| TASK DIRECTIONS |
Sort through the data and copy the lines holding the word "записей".

(Data records)
——————————

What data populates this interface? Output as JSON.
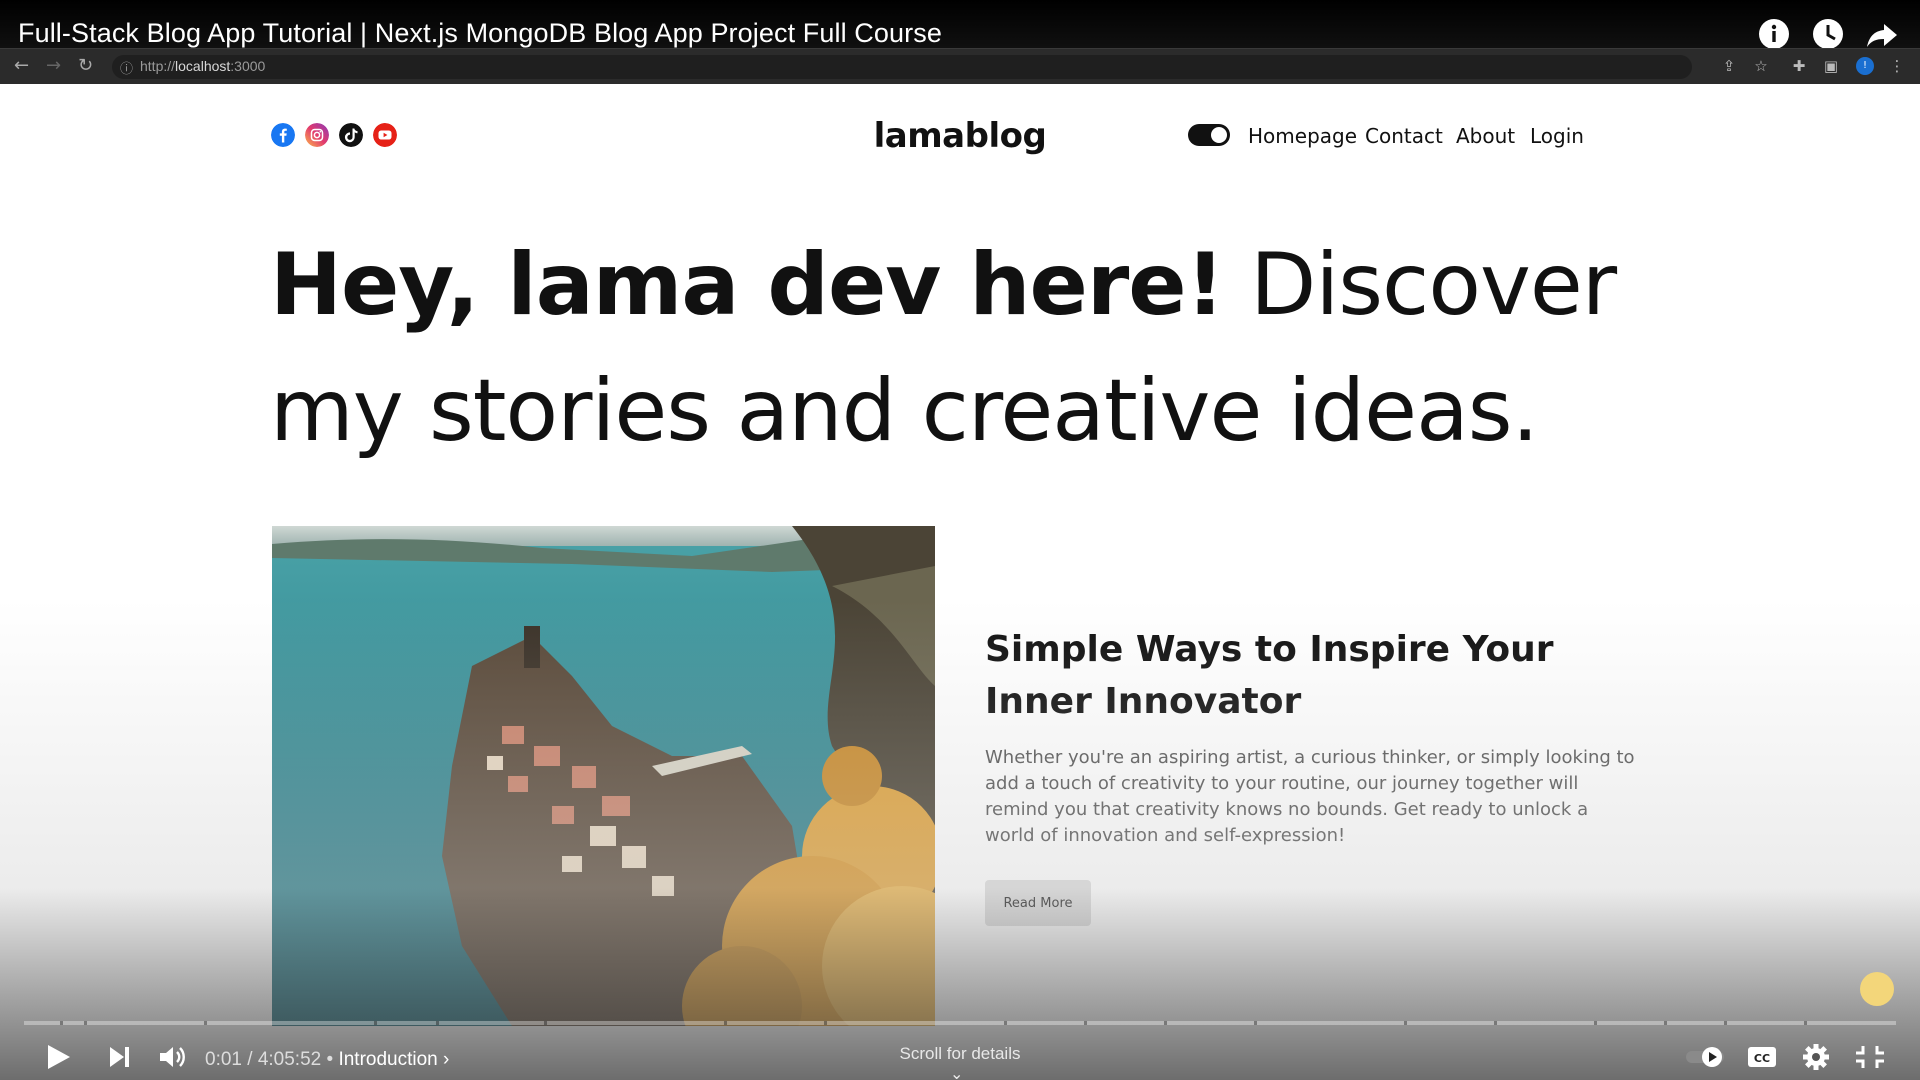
{
  "video": {
    "title": "Full-Stack Blog App Tutorial | Next.js MongoDB Blog App Project Full Course",
    "icons": [
      "info-icon",
      "watch-later-icon",
      "share-icon"
    ]
  },
  "browser": {
    "url_prefix": "http://",
    "url_host": "localhost",
    "url_port": ":3000"
  },
  "blog": {
    "logo": "lamablog",
    "nav": [
      "Homepage",
      "Contact",
      "About",
      "Login"
    ],
    "social_icons": [
      "facebook-icon",
      "instagram-icon",
      "tiktok-icon",
      "youtube-icon"
    ],
    "hero_bold": "Hey, lama dev here!",
    "hero_rest": " Discover my stories and creative ideas.",
    "post_title": "Simple Ways to Inspire Your Inner Innovator",
    "post_desc": "Whether you're an aspiring artist, a curious thinker, or simply looking to add a touch of creativity to your routine, our journey together will remind you that creativity knows no bounds. Get ready to unlock a world of innovation and self-expression!",
    "read_more": "Read More",
    "theme_mode": "dark-toggle"
  },
  "player": {
    "current_time": "0:01",
    "duration": "4:05:52",
    "chapter": "Introduction",
    "scroll_hint": "Scroll for details",
    "progress_fraction": 0.0001
  }
}
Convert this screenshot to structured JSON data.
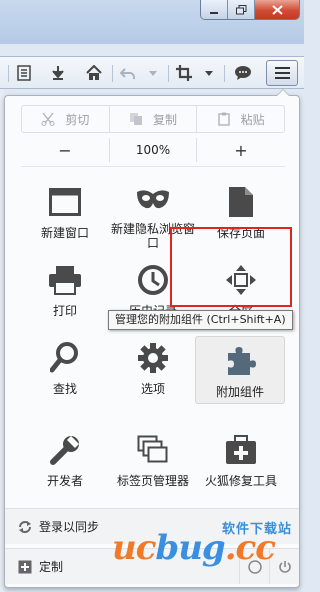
{
  "toolbar": {
    "icons": [
      "reader-icon",
      "download-icon",
      "home-icon",
      "undo-icon",
      "dropdown-icon",
      "crop-icon",
      "dropdown-icon",
      "chat-icon",
      "menu-icon"
    ]
  },
  "panel": {
    "edit": {
      "cut": "剪切",
      "copy": "复制",
      "paste": "粘贴"
    },
    "zoom": {
      "minus": "−",
      "value": "100%",
      "plus": "+"
    },
    "grid": [
      {
        "label": "新建窗口",
        "icon": "new-window-icon"
      },
      {
        "label": "新建隐私浏览窗口",
        "icon": "private-mask-icon"
      },
      {
        "label": "保存页面",
        "icon": "save-page-icon"
      },
      {
        "label": "打印",
        "icon": "printer-icon"
      },
      {
        "label": "历史记录",
        "icon": "history-clock-icon"
      },
      {
        "label": "全屏",
        "icon": "fullscreen-icon"
      },
      {
        "label": "查找",
        "icon": "search-icon"
      },
      {
        "label": "选项",
        "icon": "gear-icon"
      },
      {
        "label": "附加组件",
        "icon": "puzzle-icon"
      },
      {
        "label": "开发者",
        "icon": "wrench-icon"
      },
      {
        "label": "标签页管理器",
        "icon": "tab-manager-icon"
      },
      {
        "label": "火狐修复工具",
        "icon": "repair-kit-icon"
      }
    ],
    "tooltip": "管理您的附加组件 (Ctrl+Shift+A)",
    "sync_label": "登录以同步",
    "customize_label": "定制"
  },
  "watermark": {
    "top": "软件下载站",
    "main_a": "uc",
    "main_b": "bug",
    "main_c": ".cc"
  },
  "colors": {
    "highlight_box": "#e0261c",
    "accent": "#3a8fe0"
  }
}
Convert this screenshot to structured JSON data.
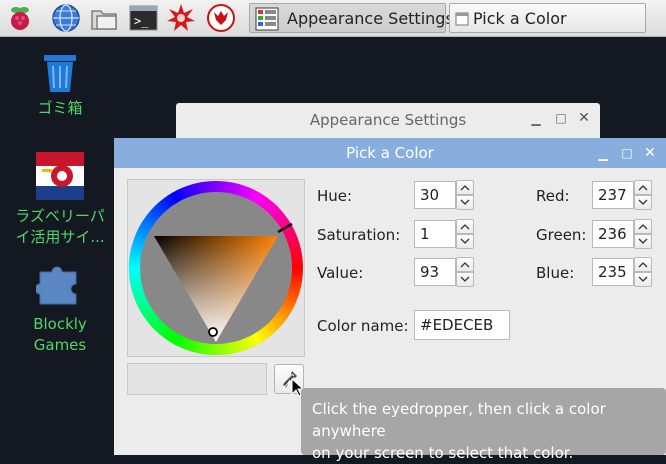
{
  "taskbar": {
    "launchers": [
      "raspberry-menu-icon",
      "web-browser-icon",
      "file-manager-icon",
      "terminal-icon",
      "math-star-icon",
      "wolfram-icon"
    ],
    "tasks": [
      {
        "label": "Appearance Settings",
        "icon": "appearance-settings-icon"
      },
      {
        "label": "Pick a Color",
        "icon": "window-icon"
      }
    ]
  },
  "desktop": {
    "icons": [
      {
        "label": "ゴミ箱",
        "icon": "trash-icon"
      },
      {
        "label_line1": "ラズベリーパ",
        "label_line2": "イ活用サイ...",
        "icon": "raspberry-pi-site-icon"
      },
      {
        "label_line1": "Blockly",
        "label_line2": "Games",
        "icon": "puzzle-icon"
      }
    ]
  },
  "bg_window": {
    "title": "Appearance Settings"
  },
  "dialog": {
    "title": "Pick a Color",
    "hue_label": "Hue:",
    "hue": "30",
    "saturation_label": "Saturation:",
    "saturation": "1",
    "value_label": "Value:",
    "value": "93",
    "red_label": "Red:",
    "red": "237",
    "green_label": "Green:",
    "green": "236",
    "blue_label": "Blue:",
    "blue": "235",
    "color_name_label": "Color name:",
    "color_name": "#EDECEB"
  },
  "tooltip": {
    "line1": "Click the eyedropper, then click a color anywhere",
    "line2": "on your screen to select that color."
  },
  "colors": {
    "titlebar_active": "#87aedd",
    "desktop_label": "#4fd76a",
    "selected_color": "#EDECEB"
  }
}
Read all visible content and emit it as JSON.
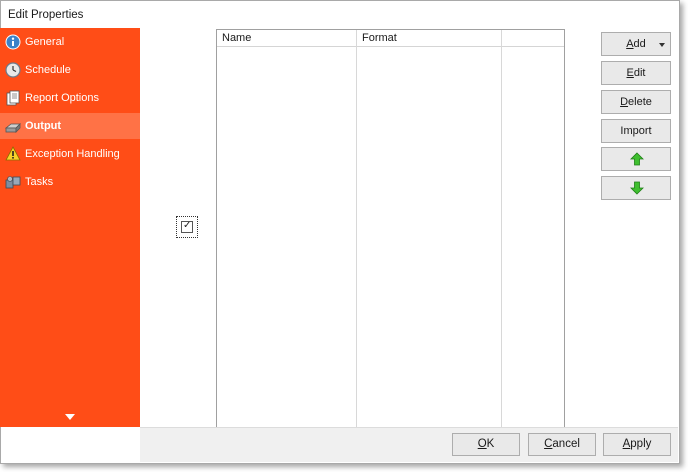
{
  "window": {
    "title": "Edit Properties"
  },
  "sidebar": {
    "items": [
      {
        "label": "General",
        "icon": "info-icon",
        "active": false
      },
      {
        "label": "Schedule",
        "icon": "clock-icon",
        "active": false
      },
      {
        "label": "Report Options",
        "icon": "document-icon",
        "active": false
      },
      {
        "label": "Output",
        "icon": "printer-icon",
        "active": true
      },
      {
        "label": "Exception Handling",
        "icon": "warning-icon",
        "active": false
      },
      {
        "label": "Tasks",
        "icon": "tasks-icon",
        "active": false
      }
    ]
  },
  "list": {
    "columns": [
      "Name",
      "Format",
      ""
    ],
    "rows": []
  },
  "checkbox": {
    "checked": true
  },
  "buttons": {
    "add": {
      "prefix": "",
      "accel": "A",
      "rest": "dd"
    },
    "edit": {
      "prefix": "",
      "accel": "E",
      "rest": "dit"
    },
    "delete": {
      "prefix": "",
      "accel": "D",
      "rest": "elete"
    },
    "import": {
      "label": "Import"
    }
  },
  "footer": {
    "ok": {
      "accel": "O",
      "rest": "K"
    },
    "cancel": {
      "accel": "C",
      "rest": "ancel"
    },
    "apply": {
      "accel": "A",
      "rest": "pply"
    }
  },
  "colors": {
    "sidebar": "#ff4d17",
    "sidebar_active": "#ff7246",
    "arrow": "#3fbf2f"
  }
}
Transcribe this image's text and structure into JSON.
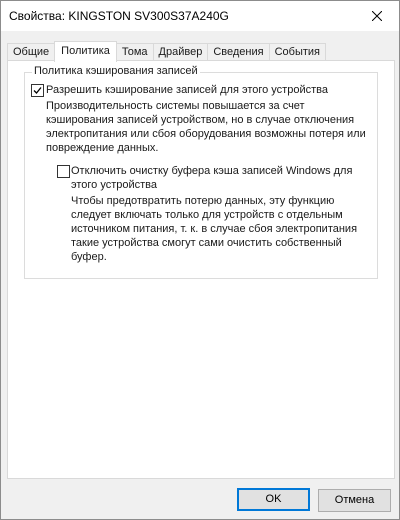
{
  "window": {
    "title": "Свойства: KINGSTON SV300S37A240G"
  },
  "tabs": [
    {
      "label": "Общие"
    },
    {
      "label": "Политика"
    },
    {
      "label": "Тома"
    },
    {
      "label": "Драйвер"
    },
    {
      "label": "Сведения"
    },
    {
      "label": "События"
    }
  ],
  "active_tab": "Политика",
  "policy": {
    "group_title": "Политика кэширования записей",
    "write_cache": {
      "label": "Разрешить кэширование записей для этого устройства",
      "checked": true,
      "description_lines": [
        "Производительность системы повышается за счет",
        "кэширования записей устройством, но в случае отключения",
        "электропитания или сбоя оборудования возможны потеря или",
        "повреждение данных."
      ]
    },
    "flush_buffer": {
      "label_lines": [
        "Отключить очистку буфера кэша записей Windows для",
        "этого устройства"
      ],
      "checked": false,
      "description_lines": [
        "Чтобы предотвратить потерю данных, эту функцию",
        "следует включать только для устройств с отдельным",
        "источником питания, т. к.  в случае сбоя электропитания",
        "такие устройства смогут сами очистить собственный",
        "буфер."
      ]
    }
  },
  "buttons": {
    "ok": "OK",
    "cancel": "Отмена"
  },
  "colors": {
    "accent": "#0078d7"
  }
}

——————————

| OUTPUT FOR THIS TASK |
    "group_title": "Политика кэширования записей",
      "label": "Разрешить кэширование записей для этого устройства",
        "кэширования записей устройством, но в случае отключения",
        "Отключить очистку буфера кэша записей Windows для",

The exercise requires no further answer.